* begin *

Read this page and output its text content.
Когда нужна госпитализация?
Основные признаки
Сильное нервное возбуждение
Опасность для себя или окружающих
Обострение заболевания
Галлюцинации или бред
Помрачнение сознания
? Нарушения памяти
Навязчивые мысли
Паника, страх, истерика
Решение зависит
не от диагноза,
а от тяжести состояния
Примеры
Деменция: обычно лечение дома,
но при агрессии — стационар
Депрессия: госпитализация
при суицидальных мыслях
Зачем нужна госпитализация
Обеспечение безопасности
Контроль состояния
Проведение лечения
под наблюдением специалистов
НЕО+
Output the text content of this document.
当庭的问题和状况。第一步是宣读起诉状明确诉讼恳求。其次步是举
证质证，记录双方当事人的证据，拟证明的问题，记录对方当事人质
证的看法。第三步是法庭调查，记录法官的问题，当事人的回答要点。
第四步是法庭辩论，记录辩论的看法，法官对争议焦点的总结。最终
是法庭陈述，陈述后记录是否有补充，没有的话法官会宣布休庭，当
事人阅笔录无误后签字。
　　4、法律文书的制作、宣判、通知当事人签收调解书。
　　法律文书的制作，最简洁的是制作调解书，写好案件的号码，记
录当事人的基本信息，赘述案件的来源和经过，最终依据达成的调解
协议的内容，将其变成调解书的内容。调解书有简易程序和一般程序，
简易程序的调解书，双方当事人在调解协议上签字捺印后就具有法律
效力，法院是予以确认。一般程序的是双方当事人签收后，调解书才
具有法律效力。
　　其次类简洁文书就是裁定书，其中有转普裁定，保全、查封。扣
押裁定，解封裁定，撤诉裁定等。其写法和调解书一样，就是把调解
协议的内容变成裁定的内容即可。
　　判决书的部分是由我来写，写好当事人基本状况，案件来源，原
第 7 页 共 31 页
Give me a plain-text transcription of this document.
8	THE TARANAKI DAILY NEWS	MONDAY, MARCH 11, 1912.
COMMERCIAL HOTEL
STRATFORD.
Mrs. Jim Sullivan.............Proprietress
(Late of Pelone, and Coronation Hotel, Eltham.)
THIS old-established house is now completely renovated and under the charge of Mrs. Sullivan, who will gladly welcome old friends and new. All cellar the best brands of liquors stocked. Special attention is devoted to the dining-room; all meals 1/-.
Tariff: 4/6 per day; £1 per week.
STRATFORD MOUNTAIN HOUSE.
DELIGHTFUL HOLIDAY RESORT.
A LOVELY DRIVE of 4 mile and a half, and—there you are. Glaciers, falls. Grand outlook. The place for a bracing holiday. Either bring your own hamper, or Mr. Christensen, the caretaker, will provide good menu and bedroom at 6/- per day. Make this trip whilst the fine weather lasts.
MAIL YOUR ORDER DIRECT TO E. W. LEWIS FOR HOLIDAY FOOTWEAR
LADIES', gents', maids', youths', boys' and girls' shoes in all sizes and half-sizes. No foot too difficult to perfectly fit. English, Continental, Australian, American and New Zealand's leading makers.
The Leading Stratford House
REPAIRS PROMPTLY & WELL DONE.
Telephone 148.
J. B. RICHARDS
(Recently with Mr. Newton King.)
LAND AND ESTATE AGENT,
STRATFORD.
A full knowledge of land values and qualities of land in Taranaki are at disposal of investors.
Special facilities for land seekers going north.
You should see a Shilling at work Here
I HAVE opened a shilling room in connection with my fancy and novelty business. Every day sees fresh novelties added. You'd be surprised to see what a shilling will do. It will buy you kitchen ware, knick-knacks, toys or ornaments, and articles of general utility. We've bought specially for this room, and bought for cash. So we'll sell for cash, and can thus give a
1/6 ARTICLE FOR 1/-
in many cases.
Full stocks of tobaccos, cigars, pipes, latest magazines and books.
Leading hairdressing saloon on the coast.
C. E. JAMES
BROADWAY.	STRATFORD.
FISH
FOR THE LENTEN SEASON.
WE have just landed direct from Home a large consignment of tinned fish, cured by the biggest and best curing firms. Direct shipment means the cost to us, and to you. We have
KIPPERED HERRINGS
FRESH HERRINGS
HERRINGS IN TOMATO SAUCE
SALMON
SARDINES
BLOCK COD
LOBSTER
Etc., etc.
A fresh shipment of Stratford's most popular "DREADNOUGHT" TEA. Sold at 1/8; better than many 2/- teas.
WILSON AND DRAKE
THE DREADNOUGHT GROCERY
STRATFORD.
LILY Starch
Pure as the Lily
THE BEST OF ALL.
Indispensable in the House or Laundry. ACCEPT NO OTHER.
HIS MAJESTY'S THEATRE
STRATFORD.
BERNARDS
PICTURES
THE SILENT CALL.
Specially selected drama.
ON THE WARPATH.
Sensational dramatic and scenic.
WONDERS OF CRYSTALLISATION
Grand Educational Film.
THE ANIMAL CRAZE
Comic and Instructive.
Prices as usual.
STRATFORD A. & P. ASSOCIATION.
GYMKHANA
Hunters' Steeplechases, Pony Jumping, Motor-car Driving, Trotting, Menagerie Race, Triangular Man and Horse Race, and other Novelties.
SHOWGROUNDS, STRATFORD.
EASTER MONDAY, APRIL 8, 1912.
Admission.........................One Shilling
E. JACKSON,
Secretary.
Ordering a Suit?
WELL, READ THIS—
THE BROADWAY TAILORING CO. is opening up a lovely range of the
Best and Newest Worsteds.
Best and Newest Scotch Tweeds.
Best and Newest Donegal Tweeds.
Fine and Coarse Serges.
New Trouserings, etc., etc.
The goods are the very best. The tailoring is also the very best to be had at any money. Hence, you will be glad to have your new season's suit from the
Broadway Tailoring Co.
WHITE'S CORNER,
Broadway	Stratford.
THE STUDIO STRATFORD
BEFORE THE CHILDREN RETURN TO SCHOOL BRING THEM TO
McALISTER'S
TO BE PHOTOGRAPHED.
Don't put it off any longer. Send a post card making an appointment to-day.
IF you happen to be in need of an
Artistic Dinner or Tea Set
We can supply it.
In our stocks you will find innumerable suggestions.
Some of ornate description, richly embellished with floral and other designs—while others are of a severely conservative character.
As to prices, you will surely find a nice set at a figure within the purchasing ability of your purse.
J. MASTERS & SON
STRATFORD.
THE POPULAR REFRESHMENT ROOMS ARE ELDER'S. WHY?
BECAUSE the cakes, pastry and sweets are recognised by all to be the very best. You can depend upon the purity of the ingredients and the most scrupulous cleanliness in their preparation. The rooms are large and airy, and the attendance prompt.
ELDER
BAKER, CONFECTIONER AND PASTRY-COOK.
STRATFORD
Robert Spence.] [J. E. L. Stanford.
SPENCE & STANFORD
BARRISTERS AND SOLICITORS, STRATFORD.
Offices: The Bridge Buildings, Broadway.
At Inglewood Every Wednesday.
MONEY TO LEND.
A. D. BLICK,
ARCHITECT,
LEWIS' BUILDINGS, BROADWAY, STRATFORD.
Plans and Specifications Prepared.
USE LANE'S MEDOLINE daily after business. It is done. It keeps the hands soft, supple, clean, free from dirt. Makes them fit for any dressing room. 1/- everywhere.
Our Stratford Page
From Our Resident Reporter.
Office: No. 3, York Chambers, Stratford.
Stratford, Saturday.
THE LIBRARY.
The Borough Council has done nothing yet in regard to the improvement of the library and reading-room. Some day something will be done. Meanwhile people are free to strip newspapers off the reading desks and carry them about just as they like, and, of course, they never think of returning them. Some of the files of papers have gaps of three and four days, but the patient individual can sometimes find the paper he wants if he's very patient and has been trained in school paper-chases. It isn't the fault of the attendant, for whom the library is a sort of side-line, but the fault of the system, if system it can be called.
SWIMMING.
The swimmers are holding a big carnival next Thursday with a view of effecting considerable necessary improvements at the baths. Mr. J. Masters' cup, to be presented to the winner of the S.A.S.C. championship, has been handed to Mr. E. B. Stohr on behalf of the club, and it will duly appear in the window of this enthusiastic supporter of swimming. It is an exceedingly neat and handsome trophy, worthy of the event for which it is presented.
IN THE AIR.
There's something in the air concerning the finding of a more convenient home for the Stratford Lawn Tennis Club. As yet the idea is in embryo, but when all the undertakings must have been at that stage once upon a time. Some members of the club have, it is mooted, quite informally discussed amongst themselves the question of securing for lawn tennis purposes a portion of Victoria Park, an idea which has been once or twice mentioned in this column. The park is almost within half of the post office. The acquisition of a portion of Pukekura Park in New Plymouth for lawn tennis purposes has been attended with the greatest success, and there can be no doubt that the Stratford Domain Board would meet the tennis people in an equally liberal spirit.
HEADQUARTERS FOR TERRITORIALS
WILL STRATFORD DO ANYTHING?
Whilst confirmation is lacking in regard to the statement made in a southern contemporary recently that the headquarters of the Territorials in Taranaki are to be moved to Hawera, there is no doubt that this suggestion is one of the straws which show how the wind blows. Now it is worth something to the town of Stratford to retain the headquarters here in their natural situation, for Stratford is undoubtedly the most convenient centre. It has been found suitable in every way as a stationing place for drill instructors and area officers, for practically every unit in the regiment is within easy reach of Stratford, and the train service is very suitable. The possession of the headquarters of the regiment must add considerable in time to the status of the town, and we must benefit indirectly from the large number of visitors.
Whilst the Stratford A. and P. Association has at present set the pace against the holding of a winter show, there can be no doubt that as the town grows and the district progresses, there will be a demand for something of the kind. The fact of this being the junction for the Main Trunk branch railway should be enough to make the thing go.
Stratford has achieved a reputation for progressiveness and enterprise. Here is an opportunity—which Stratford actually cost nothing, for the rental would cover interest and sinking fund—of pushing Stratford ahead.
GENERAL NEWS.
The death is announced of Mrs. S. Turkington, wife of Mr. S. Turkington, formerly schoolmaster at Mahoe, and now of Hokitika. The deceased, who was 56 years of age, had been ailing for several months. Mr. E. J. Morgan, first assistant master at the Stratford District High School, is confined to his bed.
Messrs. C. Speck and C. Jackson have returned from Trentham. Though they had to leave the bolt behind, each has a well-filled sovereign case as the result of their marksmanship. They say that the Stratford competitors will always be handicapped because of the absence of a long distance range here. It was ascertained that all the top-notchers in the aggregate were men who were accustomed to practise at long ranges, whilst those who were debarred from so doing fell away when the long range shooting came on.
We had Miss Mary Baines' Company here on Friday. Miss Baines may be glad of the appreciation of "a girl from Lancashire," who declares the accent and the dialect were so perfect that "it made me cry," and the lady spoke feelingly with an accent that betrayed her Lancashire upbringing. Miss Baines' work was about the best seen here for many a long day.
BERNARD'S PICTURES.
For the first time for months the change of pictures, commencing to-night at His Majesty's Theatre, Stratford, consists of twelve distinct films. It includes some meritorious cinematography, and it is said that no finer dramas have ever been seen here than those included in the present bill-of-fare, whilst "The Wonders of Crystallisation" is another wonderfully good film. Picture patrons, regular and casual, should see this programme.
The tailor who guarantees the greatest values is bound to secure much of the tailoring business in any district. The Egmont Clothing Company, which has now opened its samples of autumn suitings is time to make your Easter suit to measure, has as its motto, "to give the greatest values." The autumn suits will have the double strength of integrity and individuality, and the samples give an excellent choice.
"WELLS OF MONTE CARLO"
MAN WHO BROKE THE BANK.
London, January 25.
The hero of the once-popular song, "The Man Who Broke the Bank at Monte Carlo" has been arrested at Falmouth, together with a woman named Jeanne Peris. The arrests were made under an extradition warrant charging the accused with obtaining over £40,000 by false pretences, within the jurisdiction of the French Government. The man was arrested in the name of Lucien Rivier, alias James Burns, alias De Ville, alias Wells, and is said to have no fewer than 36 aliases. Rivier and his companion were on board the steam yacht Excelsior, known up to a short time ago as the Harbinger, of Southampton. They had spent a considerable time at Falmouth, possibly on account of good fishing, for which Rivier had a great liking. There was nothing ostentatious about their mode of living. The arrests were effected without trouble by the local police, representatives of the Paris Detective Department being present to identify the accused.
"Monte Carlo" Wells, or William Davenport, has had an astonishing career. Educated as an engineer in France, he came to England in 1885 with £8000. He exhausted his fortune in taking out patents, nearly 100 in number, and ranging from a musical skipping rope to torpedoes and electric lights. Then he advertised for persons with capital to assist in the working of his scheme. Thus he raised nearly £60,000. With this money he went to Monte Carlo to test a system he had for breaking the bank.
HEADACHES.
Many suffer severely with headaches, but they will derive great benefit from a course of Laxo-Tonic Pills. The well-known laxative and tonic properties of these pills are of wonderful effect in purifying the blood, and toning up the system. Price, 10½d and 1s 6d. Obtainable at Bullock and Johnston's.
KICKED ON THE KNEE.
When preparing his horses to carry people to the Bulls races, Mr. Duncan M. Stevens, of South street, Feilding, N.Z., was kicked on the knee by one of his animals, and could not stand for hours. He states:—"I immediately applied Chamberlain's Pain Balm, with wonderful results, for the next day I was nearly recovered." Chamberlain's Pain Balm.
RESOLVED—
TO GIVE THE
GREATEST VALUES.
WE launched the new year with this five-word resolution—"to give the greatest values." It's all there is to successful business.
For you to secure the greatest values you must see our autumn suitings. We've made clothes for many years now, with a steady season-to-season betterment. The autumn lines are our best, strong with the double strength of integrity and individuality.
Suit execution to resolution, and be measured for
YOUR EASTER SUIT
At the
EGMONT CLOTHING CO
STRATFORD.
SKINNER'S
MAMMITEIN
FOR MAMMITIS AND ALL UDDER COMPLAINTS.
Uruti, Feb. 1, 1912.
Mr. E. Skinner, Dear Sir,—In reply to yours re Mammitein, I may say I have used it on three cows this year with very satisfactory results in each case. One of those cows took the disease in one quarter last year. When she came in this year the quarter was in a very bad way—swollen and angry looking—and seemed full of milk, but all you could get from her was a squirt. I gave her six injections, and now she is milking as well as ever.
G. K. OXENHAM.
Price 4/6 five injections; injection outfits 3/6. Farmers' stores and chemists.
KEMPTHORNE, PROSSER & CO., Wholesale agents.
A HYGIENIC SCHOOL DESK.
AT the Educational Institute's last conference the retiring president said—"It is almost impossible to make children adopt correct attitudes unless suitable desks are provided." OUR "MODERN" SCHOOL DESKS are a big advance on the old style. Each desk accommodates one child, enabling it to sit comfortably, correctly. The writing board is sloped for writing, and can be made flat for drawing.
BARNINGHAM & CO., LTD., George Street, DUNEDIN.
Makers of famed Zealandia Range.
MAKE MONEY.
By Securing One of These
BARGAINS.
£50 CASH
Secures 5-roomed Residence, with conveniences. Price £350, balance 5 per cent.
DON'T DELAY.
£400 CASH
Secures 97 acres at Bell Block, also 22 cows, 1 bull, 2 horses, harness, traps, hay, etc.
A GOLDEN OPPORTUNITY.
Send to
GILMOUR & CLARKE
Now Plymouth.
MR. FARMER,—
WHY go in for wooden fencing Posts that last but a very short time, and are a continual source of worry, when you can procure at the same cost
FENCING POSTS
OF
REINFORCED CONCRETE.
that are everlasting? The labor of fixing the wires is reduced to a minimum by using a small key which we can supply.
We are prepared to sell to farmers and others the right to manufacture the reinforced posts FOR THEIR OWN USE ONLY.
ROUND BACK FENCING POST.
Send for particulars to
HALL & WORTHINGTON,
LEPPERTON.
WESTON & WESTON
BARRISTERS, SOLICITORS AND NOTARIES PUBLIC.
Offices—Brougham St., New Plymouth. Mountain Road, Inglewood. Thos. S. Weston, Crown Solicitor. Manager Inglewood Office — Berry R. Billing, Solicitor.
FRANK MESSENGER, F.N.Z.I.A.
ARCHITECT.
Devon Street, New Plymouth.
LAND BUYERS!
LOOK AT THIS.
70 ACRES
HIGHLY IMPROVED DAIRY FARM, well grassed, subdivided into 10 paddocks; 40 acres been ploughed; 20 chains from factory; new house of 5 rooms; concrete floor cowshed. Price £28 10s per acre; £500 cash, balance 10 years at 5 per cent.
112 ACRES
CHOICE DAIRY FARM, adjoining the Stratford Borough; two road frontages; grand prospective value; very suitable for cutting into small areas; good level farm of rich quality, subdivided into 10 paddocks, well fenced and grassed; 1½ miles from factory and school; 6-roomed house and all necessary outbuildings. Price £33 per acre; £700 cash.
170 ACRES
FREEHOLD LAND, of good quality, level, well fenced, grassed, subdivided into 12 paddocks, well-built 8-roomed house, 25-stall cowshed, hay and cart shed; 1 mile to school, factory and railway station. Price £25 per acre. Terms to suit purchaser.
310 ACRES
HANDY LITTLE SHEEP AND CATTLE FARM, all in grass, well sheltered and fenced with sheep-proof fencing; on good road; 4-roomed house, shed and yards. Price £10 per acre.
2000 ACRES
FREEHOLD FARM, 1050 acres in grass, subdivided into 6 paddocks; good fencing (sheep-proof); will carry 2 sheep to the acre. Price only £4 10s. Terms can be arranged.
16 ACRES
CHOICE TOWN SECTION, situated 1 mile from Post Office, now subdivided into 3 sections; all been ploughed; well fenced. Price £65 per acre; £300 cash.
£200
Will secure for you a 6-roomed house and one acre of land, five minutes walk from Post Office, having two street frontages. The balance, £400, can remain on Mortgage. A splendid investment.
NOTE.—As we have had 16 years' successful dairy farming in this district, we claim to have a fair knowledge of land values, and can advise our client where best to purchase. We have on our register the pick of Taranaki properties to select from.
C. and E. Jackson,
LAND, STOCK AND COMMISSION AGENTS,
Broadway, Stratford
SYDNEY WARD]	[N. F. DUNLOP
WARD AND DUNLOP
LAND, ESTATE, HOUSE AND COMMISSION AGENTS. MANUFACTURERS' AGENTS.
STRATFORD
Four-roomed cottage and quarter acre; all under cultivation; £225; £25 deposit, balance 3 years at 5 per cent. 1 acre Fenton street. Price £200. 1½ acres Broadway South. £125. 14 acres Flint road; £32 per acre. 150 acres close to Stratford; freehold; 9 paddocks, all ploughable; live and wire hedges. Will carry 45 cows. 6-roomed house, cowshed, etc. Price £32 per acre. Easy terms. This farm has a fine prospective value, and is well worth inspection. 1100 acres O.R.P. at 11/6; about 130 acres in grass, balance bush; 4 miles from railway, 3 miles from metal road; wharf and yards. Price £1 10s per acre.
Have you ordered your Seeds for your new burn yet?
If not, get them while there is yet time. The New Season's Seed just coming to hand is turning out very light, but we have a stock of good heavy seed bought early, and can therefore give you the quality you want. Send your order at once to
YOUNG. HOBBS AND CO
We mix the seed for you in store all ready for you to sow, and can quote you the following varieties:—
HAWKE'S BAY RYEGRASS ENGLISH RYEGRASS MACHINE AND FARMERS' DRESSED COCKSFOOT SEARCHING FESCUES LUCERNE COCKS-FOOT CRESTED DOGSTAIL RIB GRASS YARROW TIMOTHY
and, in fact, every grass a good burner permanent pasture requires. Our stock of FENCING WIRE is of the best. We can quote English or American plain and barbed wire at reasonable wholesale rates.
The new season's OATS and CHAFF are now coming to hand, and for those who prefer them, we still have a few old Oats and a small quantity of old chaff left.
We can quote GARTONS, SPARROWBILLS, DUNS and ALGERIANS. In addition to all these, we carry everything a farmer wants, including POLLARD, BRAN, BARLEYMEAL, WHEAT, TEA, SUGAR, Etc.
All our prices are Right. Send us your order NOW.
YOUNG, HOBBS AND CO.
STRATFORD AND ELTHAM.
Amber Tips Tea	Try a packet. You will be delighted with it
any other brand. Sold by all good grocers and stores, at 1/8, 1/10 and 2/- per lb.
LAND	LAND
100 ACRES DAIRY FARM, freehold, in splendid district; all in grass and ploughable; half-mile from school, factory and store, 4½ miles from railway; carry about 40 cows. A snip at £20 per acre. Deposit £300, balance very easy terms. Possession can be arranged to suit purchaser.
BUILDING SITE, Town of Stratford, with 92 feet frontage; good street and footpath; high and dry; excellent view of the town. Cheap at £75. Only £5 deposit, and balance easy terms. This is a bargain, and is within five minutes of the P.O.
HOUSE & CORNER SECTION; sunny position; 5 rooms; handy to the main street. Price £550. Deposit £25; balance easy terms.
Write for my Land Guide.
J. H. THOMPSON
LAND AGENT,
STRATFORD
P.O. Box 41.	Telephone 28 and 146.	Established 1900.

* end *

_GIVEN EXERCISE_. Pull every line containing the word "BARRISTERS" out of the entries above.

_THE ANSWER_.
BARRISTERS AND SOLICITORS, STRATFORD.
BARRISTERS, SOLICITORS AND NOTARIES PUBLIC.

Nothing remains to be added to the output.